• **EXERCISE AIM**
Return the lines below that carry the word "simply".

• **DATA EXTRACT**
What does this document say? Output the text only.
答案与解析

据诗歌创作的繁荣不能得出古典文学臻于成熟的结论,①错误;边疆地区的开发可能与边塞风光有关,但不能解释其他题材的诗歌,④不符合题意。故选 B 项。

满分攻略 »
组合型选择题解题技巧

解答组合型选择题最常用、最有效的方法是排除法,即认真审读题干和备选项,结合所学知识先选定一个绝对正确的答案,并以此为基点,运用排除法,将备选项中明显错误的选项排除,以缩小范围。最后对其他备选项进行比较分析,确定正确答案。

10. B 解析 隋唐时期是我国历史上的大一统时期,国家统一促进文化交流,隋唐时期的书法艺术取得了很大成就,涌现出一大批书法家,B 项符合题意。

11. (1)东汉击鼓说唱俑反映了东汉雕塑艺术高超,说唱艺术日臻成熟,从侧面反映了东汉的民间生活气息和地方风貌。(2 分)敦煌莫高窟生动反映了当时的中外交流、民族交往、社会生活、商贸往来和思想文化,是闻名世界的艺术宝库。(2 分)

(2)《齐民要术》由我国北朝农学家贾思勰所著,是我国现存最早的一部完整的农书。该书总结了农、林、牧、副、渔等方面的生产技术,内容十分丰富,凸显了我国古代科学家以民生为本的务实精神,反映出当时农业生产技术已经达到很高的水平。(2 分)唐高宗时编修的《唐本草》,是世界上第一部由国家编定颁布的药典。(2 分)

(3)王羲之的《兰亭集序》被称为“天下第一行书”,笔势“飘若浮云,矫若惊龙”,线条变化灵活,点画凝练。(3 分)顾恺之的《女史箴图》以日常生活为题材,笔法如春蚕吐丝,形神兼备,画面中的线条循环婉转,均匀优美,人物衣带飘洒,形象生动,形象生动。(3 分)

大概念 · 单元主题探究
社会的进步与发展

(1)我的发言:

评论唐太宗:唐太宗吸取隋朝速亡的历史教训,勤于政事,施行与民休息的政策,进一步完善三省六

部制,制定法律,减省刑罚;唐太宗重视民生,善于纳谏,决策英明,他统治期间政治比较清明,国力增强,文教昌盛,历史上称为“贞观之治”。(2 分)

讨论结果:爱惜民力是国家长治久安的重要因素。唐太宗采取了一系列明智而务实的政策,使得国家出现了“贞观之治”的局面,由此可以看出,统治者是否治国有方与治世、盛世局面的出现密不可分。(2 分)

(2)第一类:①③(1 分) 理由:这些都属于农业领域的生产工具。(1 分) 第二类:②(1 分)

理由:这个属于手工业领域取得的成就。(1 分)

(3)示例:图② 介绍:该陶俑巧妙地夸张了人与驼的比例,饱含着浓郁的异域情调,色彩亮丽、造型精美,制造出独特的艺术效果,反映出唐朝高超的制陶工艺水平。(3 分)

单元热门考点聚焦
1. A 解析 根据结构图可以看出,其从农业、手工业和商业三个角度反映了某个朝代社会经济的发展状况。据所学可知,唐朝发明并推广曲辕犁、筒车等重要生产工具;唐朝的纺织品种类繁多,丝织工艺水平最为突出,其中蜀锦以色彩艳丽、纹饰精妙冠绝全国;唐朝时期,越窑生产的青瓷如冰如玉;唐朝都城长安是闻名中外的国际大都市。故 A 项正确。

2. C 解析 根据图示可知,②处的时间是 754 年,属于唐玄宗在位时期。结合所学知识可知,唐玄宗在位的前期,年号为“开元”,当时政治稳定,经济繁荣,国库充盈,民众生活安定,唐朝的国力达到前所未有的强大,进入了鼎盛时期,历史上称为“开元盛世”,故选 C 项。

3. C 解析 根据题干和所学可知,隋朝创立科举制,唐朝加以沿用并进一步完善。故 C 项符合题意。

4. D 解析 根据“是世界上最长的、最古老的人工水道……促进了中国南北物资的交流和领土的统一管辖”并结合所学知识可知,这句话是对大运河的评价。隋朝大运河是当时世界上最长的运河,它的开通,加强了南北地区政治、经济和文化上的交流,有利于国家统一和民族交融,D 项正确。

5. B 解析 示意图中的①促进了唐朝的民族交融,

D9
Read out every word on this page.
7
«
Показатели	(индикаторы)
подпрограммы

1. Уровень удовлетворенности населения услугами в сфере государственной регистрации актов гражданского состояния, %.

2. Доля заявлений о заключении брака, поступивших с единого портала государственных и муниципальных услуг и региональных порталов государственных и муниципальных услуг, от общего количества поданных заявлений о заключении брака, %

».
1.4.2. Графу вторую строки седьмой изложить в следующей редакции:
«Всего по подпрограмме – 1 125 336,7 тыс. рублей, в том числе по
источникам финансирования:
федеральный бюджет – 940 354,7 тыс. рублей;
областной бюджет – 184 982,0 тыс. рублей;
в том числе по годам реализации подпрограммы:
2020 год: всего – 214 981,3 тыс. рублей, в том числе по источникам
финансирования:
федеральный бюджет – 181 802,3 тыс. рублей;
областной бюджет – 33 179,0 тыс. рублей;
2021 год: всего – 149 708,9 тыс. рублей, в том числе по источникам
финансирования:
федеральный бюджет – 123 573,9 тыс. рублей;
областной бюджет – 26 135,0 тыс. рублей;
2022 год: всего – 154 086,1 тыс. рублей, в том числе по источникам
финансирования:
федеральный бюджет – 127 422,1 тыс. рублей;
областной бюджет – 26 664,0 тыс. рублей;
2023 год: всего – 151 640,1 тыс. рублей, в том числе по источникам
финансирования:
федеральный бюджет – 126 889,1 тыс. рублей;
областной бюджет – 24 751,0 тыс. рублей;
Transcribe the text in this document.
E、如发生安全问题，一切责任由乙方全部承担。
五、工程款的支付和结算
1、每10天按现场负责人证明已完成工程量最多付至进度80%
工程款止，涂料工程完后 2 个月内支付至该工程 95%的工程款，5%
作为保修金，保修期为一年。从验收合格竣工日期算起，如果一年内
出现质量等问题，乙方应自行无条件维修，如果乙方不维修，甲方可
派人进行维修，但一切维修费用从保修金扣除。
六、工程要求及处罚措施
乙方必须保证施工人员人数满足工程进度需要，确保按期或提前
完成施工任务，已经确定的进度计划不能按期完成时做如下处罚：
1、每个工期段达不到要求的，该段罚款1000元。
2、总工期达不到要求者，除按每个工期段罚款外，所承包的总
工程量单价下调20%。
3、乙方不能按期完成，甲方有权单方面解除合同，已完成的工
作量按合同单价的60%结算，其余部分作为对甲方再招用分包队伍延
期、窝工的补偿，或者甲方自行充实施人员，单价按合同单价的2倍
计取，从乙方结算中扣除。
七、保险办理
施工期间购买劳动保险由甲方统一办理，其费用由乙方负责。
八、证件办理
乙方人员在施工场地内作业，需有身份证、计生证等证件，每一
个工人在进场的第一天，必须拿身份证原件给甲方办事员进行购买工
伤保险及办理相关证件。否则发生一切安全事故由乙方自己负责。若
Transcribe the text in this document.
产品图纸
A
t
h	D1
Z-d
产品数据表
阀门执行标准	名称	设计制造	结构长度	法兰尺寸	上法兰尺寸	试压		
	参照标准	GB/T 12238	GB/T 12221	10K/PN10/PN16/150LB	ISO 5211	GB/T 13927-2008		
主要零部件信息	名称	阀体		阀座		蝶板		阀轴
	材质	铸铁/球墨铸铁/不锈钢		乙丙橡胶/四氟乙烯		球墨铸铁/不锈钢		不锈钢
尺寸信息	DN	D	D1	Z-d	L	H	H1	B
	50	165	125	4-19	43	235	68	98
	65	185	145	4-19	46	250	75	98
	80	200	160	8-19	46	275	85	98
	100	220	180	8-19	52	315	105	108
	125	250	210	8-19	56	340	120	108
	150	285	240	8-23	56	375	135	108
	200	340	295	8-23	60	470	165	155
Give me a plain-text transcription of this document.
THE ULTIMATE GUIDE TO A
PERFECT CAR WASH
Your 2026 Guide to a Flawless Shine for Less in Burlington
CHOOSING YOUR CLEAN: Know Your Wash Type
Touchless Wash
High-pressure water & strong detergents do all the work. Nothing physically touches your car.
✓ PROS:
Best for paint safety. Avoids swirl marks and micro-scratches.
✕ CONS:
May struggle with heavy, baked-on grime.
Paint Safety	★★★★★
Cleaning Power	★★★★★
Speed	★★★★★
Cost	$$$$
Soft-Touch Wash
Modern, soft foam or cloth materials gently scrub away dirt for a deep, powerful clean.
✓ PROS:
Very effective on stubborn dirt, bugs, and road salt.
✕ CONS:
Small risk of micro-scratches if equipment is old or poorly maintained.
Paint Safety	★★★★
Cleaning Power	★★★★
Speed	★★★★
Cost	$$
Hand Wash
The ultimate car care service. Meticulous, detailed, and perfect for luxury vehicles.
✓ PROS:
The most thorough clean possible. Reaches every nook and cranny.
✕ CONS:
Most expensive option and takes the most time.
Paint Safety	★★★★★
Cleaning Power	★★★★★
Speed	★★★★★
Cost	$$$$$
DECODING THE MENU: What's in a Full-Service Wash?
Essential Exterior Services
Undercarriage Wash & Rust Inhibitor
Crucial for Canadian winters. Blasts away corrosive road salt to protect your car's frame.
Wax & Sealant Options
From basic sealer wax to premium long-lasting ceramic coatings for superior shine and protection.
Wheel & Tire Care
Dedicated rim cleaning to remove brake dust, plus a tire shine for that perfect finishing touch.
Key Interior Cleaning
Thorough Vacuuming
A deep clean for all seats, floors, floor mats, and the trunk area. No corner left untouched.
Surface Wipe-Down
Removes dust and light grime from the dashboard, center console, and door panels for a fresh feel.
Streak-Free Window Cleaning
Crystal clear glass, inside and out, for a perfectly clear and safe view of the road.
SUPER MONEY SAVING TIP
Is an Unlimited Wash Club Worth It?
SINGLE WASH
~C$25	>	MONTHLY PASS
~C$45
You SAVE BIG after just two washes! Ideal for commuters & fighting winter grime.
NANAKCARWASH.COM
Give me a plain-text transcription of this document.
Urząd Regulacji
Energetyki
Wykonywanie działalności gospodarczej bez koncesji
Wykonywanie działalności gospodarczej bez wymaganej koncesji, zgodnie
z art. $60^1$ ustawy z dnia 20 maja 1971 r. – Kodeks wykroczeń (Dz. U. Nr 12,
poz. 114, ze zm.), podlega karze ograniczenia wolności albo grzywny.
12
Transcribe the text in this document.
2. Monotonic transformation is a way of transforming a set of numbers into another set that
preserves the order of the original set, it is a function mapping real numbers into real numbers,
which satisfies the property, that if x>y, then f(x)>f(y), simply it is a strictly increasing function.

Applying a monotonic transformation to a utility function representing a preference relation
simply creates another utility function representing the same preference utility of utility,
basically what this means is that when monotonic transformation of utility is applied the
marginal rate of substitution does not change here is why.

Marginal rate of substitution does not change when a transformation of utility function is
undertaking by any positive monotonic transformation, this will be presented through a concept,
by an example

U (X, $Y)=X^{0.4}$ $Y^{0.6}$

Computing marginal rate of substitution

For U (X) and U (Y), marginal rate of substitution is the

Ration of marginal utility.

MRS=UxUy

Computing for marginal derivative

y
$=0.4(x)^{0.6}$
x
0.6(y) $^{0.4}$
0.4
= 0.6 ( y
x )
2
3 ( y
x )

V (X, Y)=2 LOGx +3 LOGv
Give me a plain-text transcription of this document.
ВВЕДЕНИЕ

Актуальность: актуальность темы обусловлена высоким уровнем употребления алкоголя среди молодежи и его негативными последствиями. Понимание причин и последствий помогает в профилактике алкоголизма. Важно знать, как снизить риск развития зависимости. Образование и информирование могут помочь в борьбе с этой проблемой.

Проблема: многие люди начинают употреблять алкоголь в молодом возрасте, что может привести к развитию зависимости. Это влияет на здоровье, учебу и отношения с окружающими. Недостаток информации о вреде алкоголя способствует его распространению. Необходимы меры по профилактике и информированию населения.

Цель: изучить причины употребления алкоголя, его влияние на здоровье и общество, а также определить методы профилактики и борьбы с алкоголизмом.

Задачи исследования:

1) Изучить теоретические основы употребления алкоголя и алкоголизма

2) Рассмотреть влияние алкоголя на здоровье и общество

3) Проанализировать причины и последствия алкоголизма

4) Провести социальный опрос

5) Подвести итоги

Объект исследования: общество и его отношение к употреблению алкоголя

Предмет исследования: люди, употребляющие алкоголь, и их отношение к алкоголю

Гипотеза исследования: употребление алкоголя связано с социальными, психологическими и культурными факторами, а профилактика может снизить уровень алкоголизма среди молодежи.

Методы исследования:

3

• **FULL SOLUTION**
which satisfies the property, that if x>y, then f(x)>f(y), simply it is a strictly increasing function.
simply creates another utility function representing the same preference utility of utility,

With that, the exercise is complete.